Given instruction:
Restate each of the lines below word for word and drop every picture.

Available records:
------------------------------------

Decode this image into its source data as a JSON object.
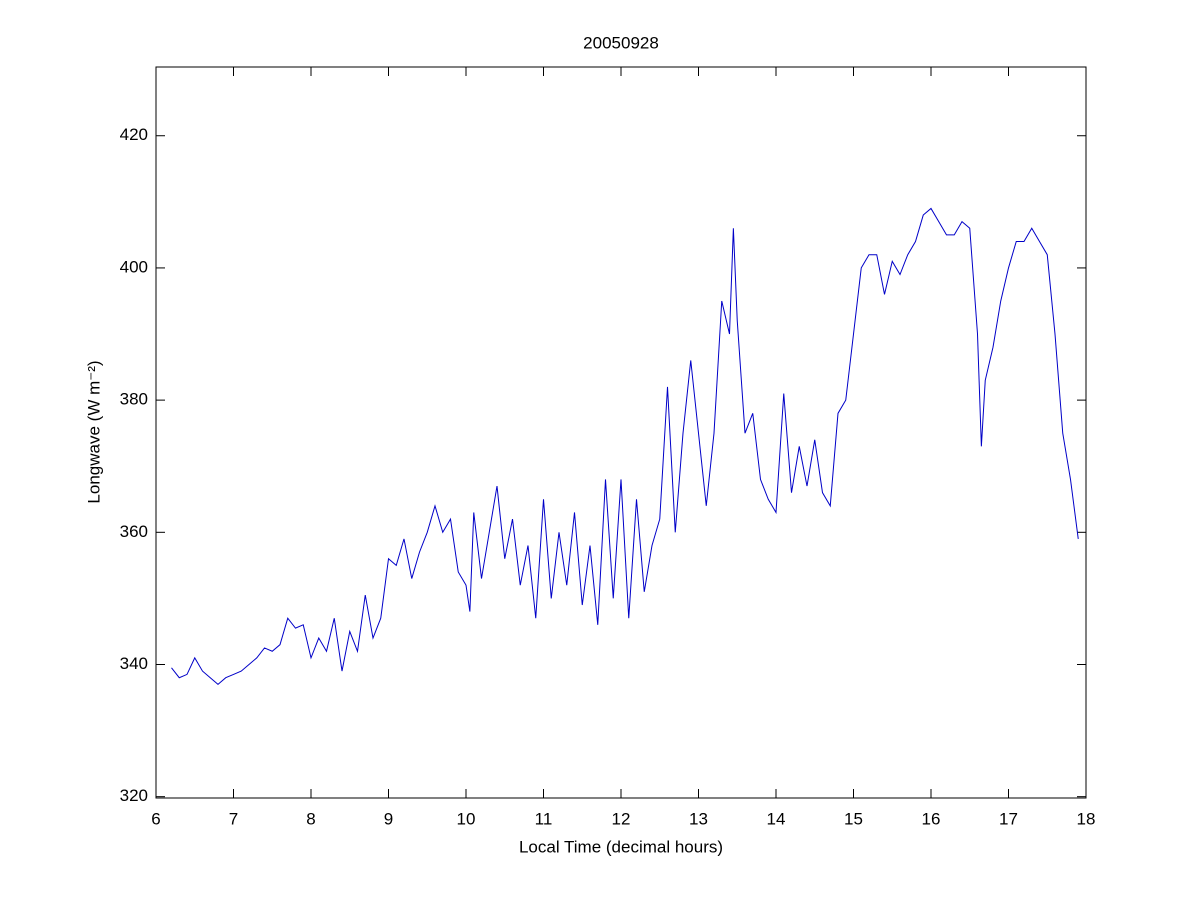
{
  "chart_data": {
    "type": "line",
    "title": "20050928",
    "xlabel": "Local Time (decimal hours)",
    "ylabel": "Longwave (W m⁻²)",
    "xlim": [
      6,
      18
    ],
    "xticks": [
      6,
      7,
      8,
      9,
      10,
      11,
      12,
      13,
      14,
      15,
      16,
      17,
      18
    ],
    "ylim": [
      319.8,
      430.4
    ],
    "yticks": [
      320,
      340,
      360,
      380,
      400,
      420
    ],
    "color": "#0000c8",
    "x": [
      6.2,
      6.3,
      6.4,
      6.5,
      6.6,
      6.7,
      6.8,
      6.9,
      7.0,
      7.1,
      7.2,
      7.3,
      7.4,
      7.5,
      7.6,
      7.7,
      7.8,
      7.9,
      8.0,
      8.1,
      8.2,
      8.3,
      8.4,
      8.5,
      8.6,
      8.7,
      8.8,
      8.9,
      9.0,
      9.1,
      9.2,
      9.3,
      9.4,
      9.5,
      9.6,
      9.7,
      9.8,
      9.9,
      10.0,
      10.05,
      10.1,
      10.2,
      10.3,
      10.4,
      10.5,
      10.6,
      10.7,
      10.8,
      10.9,
      11.0,
      11.1,
      11.2,
      11.3,
      11.4,
      11.5,
      11.6,
      11.7,
      11.8,
      11.9,
      12.0,
      12.1,
      12.2,
      12.3,
      12.4,
      12.5,
      12.6,
      12.7,
      12.8,
      12.9,
      13.0,
      13.1,
      13.2,
      13.3,
      13.4,
      13.45,
      13.5,
      13.6,
      13.7,
      13.8,
      13.9,
      14.0,
      14.1,
      14.2,
      14.3,
      14.4,
      14.5,
      14.6,
      14.7,
      14.8,
      14.9,
      15.0,
      15.1,
      15.2,
      15.3,
      15.4,
      15.5,
      15.6,
      15.7,
      15.8,
      15.9,
      16.0,
      16.1,
      16.2,
      16.3,
      16.4,
      16.5,
      16.6,
      16.65,
      16.7,
      16.8,
      16.9,
      17.0,
      17.1,
      17.2,
      17.3,
      17.4,
      17.5,
      17.6,
      17.7,
      17.8,
      17.9
    ],
    "values": [
      339.5,
      338,
      338.5,
      341,
      339,
      338,
      337,
      338,
      338.5,
      339,
      340,
      341,
      342.5,
      342,
      343,
      347,
      345.5,
      346,
      341,
      344,
      342,
      347,
      339,
      345,
      342,
      350.5,
      344,
      347,
      356,
      355,
      359,
      353,
      357,
      360,
      364,
      360,
      362,
      354,
      352,
      348,
      363,
      353,
      360,
      367,
      356,
      362,
      352,
      358,
      347,
      365,
      350,
      360,
      352,
      363,
      349,
      358,
      346,
      368,
      350,
      368,
      347,
      365,
      351,
      358,
      362,
      382,
      360,
      375,
      386,
      375,
      364,
      375,
      395,
      390,
      406,
      392,
      375,
      378,
      368,
      365,
      363,
      381,
      366,
      373,
      367,
      374,
      366,
      364,
      378,
      380,
      390,
      400,
      402,
      402,
      396,
      401,
      399,
      402,
      404,
      408,
      409,
      407,
      405,
      405,
      407,
      406,
      390,
      373,
      383,
      388,
      395,
      400,
      404,
      404,
      406,
      404,
      402,
      390,
      375,
      368,
      359
    ]
  }
}
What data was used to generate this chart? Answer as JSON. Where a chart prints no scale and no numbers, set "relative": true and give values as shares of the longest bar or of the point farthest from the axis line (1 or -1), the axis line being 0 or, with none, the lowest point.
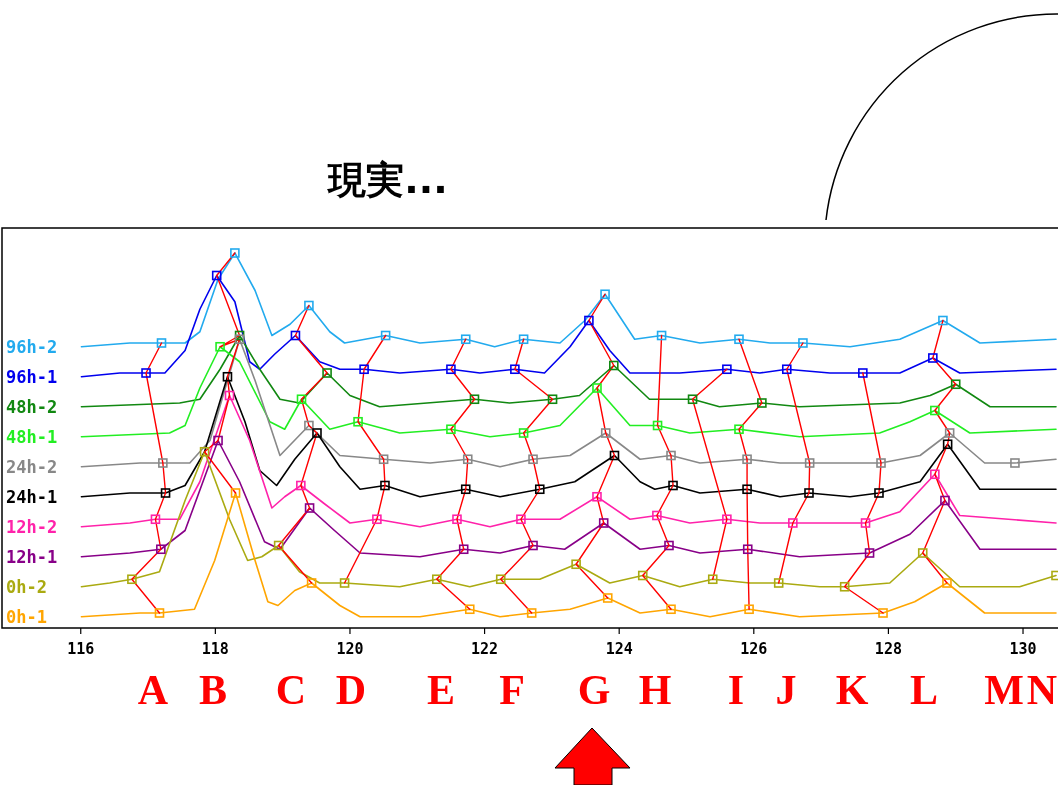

------------------------------------

Final result:
Decode this image into its source data as a JSON object.
{
  "chart_data": {
    "type": "line",
    "title": "20050928",
    "xlabel": "Local Time (decimal hours)",
    "ylabel": "Longwave (W m⁻²)",
    "xlim": [
      6,
      18
    ],
    "xticks": [
      6,
      7,
      8,
      9,
      10,
      11,
      12,
      13,
      14,
      15,
      16,
      17,
      18
    ],
    "ylim": [
      319.8,
      430.4
    ],
    "yticks": [
      320,
      340,
      360,
      380,
      400,
      420
    ],
    "color": "#0000c8",
    "x": [
      6.2,
      6.3,
      6.4,
      6.5,
      6.6,
      6.7,
      6.8,
      6.9,
      7.0,
      7.1,
      7.2,
      7.3,
      7.4,
      7.5,
      7.6,
      7.7,
      7.8,
      7.9,
      8.0,
      8.1,
      8.2,
      8.3,
      8.4,
      8.5,
      8.6,
      8.7,
      8.8,
      8.9,
      9.0,
      9.1,
      9.2,
      9.3,
      9.4,
      9.5,
      9.6,
      9.7,
      9.8,
      9.9,
      10.0,
      10.05,
      10.1,
      10.2,
      10.3,
      10.4,
      10.5,
      10.6,
      10.7,
      10.8,
      10.9,
      11.0,
      11.1,
      11.2,
      11.3,
      11.4,
      11.5,
      11.6,
      11.7,
      11.8,
      11.9,
      12.0,
      12.1,
      12.2,
      12.3,
      12.4,
      12.5,
      12.6,
      12.7,
      12.8,
      12.9,
      13.0,
      13.1,
      13.2,
      13.3,
      13.4,
      13.45,
      13.5,
      13.6,
      13.7,
      13.8,
      13.9,
      14.0,
      14.1,
      14.2,
      14.3,
      14.4,
      14.5,
      14.6,
      14.7,
      14.8,
      14.9,
      15.0,
      15.1,
      15.2,
      15.3,
      15.4,
      15.5,
      15.6,
      15.7,
      15.8,
      15.9,
      16.0,
      16.1,
      16.2,
      16.3,
      16.4,
      16.5,
      16.6,
      16.65,
      16.7,
      16.8,
      16.9,
      17.0,
      17.1,
      17.2,
      17.3,
      17.4,
      17.5,
      17.6,
      17.7,
      17.8,
      17.9
    ],
    "values": [
      339.5,
      338,
      338.5,
      341,
      339,
      338,
      337,
      338,
      338.5,
      339,
      340,
      341,
      342.5,
      342,
      343,
      347,
      345.5,
      346,
      341,
      344,
      342,
      347,
      339,
      345,
      342,
      350.5,
      344,
      347,
      356,
      355,
      359,
      353,
      357,
      360,
      364,
      360,
      362,
      354,
      352,
      348,
      363,
      353,
      360,
      367,
      356,
      362,
      352,
      358,
      347,
      365,
      350,
      360,
      352,
      363,
      349,
      358,
      346,
      368,
      350,
      368,
      347,
      365,
      351,
      358,
      362,
      382,
      360,
      375,
      386,
      375,
      364,
      375,
      395,
      390,
      406,
      392,
      375,
      378,
      368,
      365,
      363,
      381,
      366,
      373,
      367,
      374,
      366,
      364,
      378,
      380,
      390,
      400,
      402,
      402,
      396,
      401,
      399,
      402,
      404,
      408,
      409,
      407,
      405,
      405,
      407,
      406,
      390,
      373,
      383,
      388,
      395,
      400,
      404,
      404,
      406,
      404,
      402,
      390,
      375,
      368,
      359
    ]
  }
}
What data was used to generate this chart? Answer as JSON. Where a chart prints no scale and no numbers, set "relative": true and give values as shares of the longest bar or of the point farthest from the axis line (1 or -1), the axis line being 0 or, with none, the lowest point.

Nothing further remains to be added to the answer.